:: Written request ::
From the records below, pull each line that has "miſer".

:: Records for processing ::
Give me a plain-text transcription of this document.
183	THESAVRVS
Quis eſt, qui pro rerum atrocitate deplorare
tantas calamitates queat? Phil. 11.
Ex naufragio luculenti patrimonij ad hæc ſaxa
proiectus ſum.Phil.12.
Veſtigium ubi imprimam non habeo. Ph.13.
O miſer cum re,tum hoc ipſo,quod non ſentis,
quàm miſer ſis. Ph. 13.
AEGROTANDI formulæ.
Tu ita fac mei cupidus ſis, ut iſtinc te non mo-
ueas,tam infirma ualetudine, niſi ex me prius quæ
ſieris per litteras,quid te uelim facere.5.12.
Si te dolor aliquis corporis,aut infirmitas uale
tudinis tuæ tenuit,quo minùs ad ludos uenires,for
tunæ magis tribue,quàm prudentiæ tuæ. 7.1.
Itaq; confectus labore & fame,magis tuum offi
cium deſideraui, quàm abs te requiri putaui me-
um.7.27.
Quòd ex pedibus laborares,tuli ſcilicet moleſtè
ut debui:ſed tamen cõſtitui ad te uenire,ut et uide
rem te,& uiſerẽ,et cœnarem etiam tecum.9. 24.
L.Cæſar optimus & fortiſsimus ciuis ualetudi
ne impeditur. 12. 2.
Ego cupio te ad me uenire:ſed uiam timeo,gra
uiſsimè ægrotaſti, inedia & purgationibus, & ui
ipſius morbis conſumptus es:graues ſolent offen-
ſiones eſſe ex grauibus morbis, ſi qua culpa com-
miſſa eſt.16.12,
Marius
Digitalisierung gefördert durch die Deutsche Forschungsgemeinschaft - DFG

:: Answer to this task ::
O miſer cum re,tum hoc ipſo,quod non ſentis,
quàm miſer ſis. Ph. 13.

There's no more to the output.